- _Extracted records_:
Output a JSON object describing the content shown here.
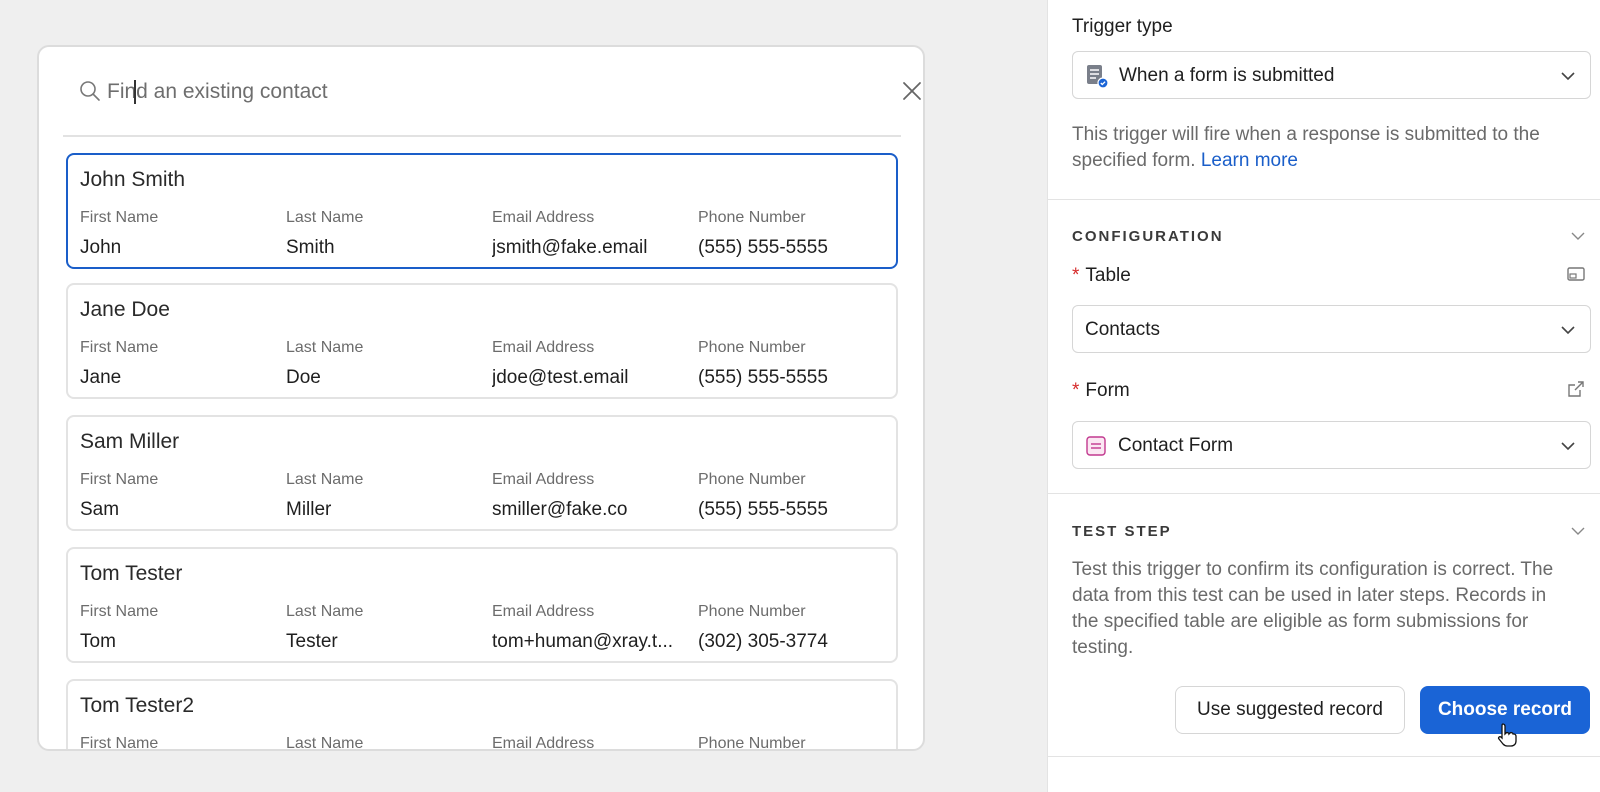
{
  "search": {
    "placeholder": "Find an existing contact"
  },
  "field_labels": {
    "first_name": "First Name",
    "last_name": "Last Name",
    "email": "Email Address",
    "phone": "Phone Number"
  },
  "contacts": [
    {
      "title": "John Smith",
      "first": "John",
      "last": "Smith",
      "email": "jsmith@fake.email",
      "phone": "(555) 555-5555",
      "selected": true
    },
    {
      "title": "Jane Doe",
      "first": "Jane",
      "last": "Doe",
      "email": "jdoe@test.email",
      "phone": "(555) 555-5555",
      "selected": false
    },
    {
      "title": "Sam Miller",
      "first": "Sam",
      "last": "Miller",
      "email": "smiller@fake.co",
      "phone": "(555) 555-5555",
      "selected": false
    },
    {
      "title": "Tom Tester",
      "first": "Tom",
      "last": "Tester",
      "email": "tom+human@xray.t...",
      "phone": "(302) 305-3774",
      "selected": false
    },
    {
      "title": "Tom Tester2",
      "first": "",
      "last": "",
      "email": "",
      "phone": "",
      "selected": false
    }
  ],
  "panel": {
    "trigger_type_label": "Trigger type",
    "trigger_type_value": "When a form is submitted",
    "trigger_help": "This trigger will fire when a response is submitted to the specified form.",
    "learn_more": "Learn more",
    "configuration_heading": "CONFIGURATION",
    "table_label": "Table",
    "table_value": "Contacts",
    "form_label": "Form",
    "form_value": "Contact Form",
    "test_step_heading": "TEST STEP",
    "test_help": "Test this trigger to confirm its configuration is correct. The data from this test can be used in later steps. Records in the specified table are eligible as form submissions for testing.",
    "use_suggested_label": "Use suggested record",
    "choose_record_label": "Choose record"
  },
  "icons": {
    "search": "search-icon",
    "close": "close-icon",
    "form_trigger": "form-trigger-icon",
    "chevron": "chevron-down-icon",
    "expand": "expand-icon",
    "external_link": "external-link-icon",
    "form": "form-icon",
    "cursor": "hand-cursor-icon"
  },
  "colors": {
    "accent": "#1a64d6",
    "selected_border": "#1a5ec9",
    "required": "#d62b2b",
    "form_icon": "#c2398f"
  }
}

- _EXERCISE_: Take the entries shown above and quote them verbatim, passing over the pictures.

- _OUTPUT FOR THIS EXERCISE_:
Output a JSON object describing the content shown here.
{
  "search": {
    "placeholder": "Find an existing contact"
  },
  "field_labels": {
    "first_name": "First Name",
    "last_name": "Last Name",
    "email": "Email Address",
    "phone": "Phone Number"
  },
  "contacts": [
    {
      "title": "John Smith",
      "first": "John",
      "last": "Smith",
      "email": "jsmith@fake.email",
      "phone": "(555) 555-5555",
      "selected": true
    },
    {
      "title": "Jane Doe",
      "first": "Jane",
      "last": "Doe",
      "email": "jdoe@test.email",
      "phone": "(555) 555-5555",
      "selected": false
    },
    {
      "title": "Sam Miller",
      "first": "Sam",
      "last": "Miller",
      "email": "smiller@fake.co",
      "phone": "(555) 555-5555",
      "selected": false
    },
    {
      "title": "Tom Tester",
      "first": "Tom",
      "last": "Tester",
      "email": "tom+human@xray.t...",
      "phone": "(302) 305-3774",
      "selected": false
    },
    {
      "title": "Tom Tester2",
      "first": "",
      "last": "",
      "email": "",
      "phone": "",
      "selected": false
    }
  ],
  "panel": {
    "trigger_type_label": "Trigger type",
    "trigger_type_value": "When a form is submitted",
    "trigger_help": "This trigger will fire when a response is submitted to the specified form.",
    "learn_more": "Learn more",
    "configuration_heading": "CONFIGURATION",
    "table_label": "Table",
    "table_value": "Contacts",
    "form_label": "Form",
    "form_value": "Contact Form",
    "test_step_heading": "TEST STEP",
    "test_help": "Test this trigger to confirm its configuration is correct. The data from this test can be used in later steps. Records in the specified table are eligible as form submissions for testing.",
    "use_suggested_label": "Use suggested record",
    "choose_record_label": "Choose record"
  },
  "icons": {
    "search": "search-icon",
    "close": "close-icon",
    "form_trigger": "form-trigger-icon",
    "chevron": "chevron-down-icon",
    "expand": "expand-icon",
    "external_link": "external-link-icon",
    "form": "form-icon",
    "cursor": "hand-cursor-icon"
  },
  "colors": {
    "accent": "#1a64d6",
    "selected_border": "#1a5ec9",
    "required": "#d62b2b",
    "form_icon": "#c2398f"
  }
}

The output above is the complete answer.